▶ **Extracts from a graphics dataset**:
---+---

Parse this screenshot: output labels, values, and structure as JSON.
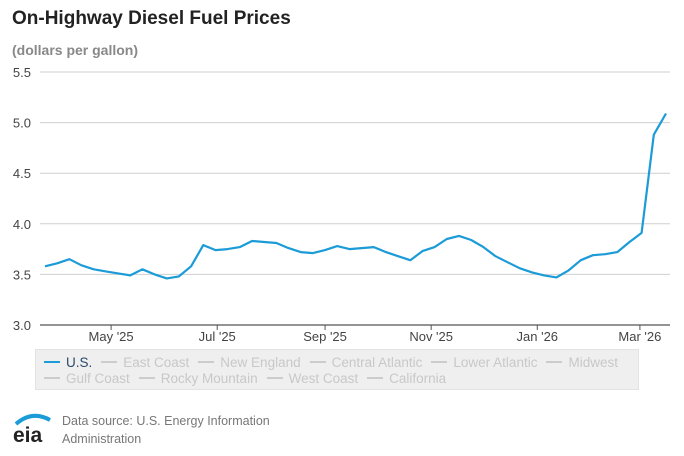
{
  "chart_data": {
    "type": "line",
    "title": "On-Highway Diesel Fuel Prices",
    "subtitle": "(dollars per gallon)",
    "xlabel": "",
    "ylabel": "",
    "ylim": [
      3.0,
      5.5
    ],
    "yticks": [
      "3.0",
      "3.5",
      "4.0",
      "4.5",
      "5.0",
      "5.5"
    ],
    "xticks": [
      {
        "label": "May '25",
        "date": "2025-05-01"
      },
      {
        "label": "Jul '25",
        "date": "2025-07-01"
      },
      {
        "label": "Sep '25",
        "date": "2025-09-01"
      },
      {
        "label": "Nov '25",
        "date": "2025-11-01"
      },
      {
        "label": "Jan '26",
        "date": "2026-01-01"
      },
      {
        "label": "Mar '26",
        "date": "2026-03-01"
      }
    ],
    "grid": true,
    "legend_placement": "bottom",
    "x": [
      "2025-03-24",
      "2025-03-31",
      "2025-04-07",
      "2025-04-14",
      "2025-04-21",
      "2025-04-28",
      "2025-05-05",
      "2025-05-12",
      "2025-05-19",
      "2025-05-26",
      "2025-06-02",
      "2025-06-09",
      "2025-06-16",
      "2025-06-23",
      "2025-06-30",
      "2025-07-07",
      "2025-07-14",
      "2025-07-21",
      "2025-07-28",
      "2025-08-04",
      "2025-08-11",
      "2025-08-18",
      "2025-08-25",
      "2025-09-01",
      "2025-09-08",
      "2025-09-15",
      "2025-09-22",
      "2025-09-29",
      "2025-10-06",
      "2025-10-13",
      "2025-10-20",
      "2025-10-27",
      "2025-11-03",
      "2025-11-10",
      "2025-11-17",
      "2025-11-24",
      "2025-12-01",
      "2025-12-08",
      "2025-12-15",
      "2025-12-22",
      "2025-12-29",
      "2026-01-05",
      "2026-01-12",
      "2026-01-19",
      "2026-01-26",
      "2026-02-02",
      "2026-02-09",
      "2026-02-16",
      "2026-02-23",
      "2026-03-02",
      "2026-03-09",
      "2026-03-16"
    ],
    "series": [
      {
        "name": "U.S.",
        "color": "#1b9bd7",
        "visible": true,
        "values": [
          3.58,
          3.61,
          3.65,
          3.59,
          3.55,
          3.53,
          3.51,
          3.49,
          3.55,
          3.5,
          3.46,
          3.48,
          3.58,
          3.79,
          3.74,
          3.75,
          3.77,
          3.83,
          3.82,
          3.81,
          3.76,
          3.72,
          3.71,
          3.74,
          3.78,
          3.75,
          3.76,
          3.77,
          3.72,
          3.68,
          3.64,
          3.73,
          3.77,
          3.85,
          3.88,
          3.84,
          3.77,
          3.68,
          3.62,
          3.56,
          3.52,
          3.49,
          3.47,
          3.54,
          3.64,
          3.69,
          3.7,
          3.72,
          3.82,
          3.91,
          4.88,
          5.09
        ]
      },
      {
        "name": "East Coast",
        "color": "#cccccc",
        "visible": false
      },
      {
        "name": "New England",
        "color": "#cccccc",
        "visible": false
      },
      {
        "name": "Central Atlantic",
        "color": "#cccccc",
        "visible": false
      },
      {
        "name": "Lower Atlantic",
        "color": "#cccccc",
        "visible": false
      },
      {
        "name": "Midwest",
        "color": "#cccccc",
        "visible": false
      },
      {
        "name": "Gulf Coast",
        "color": "#cccccc",
        "visible": false
      },
      {
        "name": "Rocky Mountain",
        "color": "#cccccc",
        "visible": false
      },
      {
        "name": "West Coast",
        "color": "#cccccc",
        "visible": false
      },
      {
        "name": "California",
        "color": "#cccccc",
        "visible": false
      }
    ]
  },
  "footer": {
    "source_line1": "Data source: U.S. Energy Information",
    "source_line2": "Administration",
    "logo_text": "eia"
  }
}
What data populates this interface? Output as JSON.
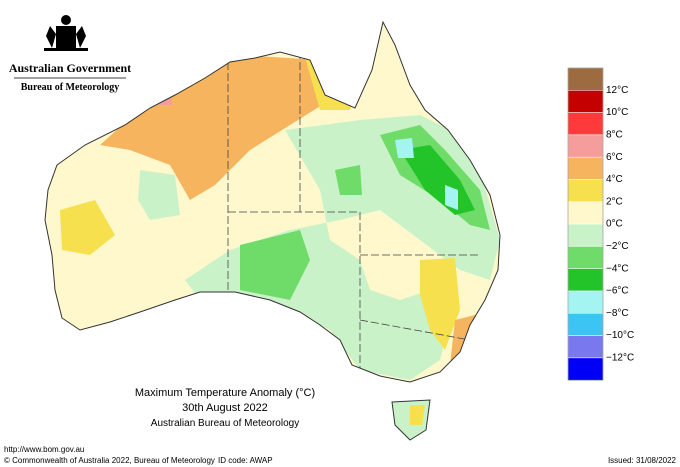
{
  "header": {
    "government": "Australian Government",
    "agency": "Bureau of Meteorology"
  },
  "title": {
    "line1": "Maximum Temperature Anomaly (°C)",
    "line2": "30th August 2022",
    "line3": "Australian Bureau of Meteorology"
  },
  "legend": {
    "colors": [
      "#9c6b3f",
      "#c40000",
      "#ff3a3a",
      "#f59c9c",
      "#f6b45e",
      "#f7e04e",
      "#fff8cc",
      "#caf2c8",
      "#6fdc6a",
      "#22c42a",
      "#a4f4f2",
      "#3cc4f2",
      "#7a78ee",
      "#0000f6"
    ],
    "labels": [
      "12°C",
      "10°C",
      "8°C",
      "6°C",
      "4°C",
      "2°C",
      "0°C",
      "−2°C",
      "−4°C",
      "−6°C",
      "−8°C",
      "−10°C",
      "−12°C"
    ]
  },
  "footer": {
    "url": "http://www.bom.gov.au",
    "copyright": "© Commonwealth of Australia 2022, Bureau of Meteorology",
    "id_code": "ID code: AWAP",
    "issued": "Issued: 31/08/2022"
  }
}
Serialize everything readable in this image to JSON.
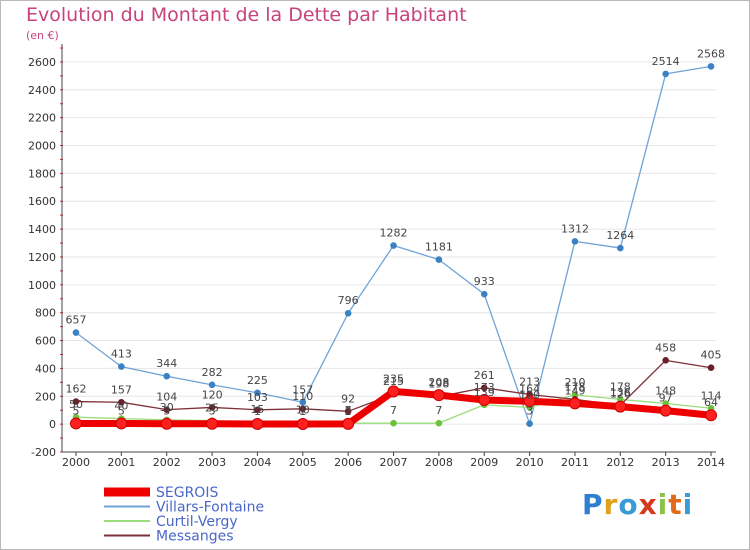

---+---

▶ **EXERCISE DESCRIPTION**:
State how many lines of the data include the word "labels", with nothing else.

▶ **EXPECTED ANSWER**:
2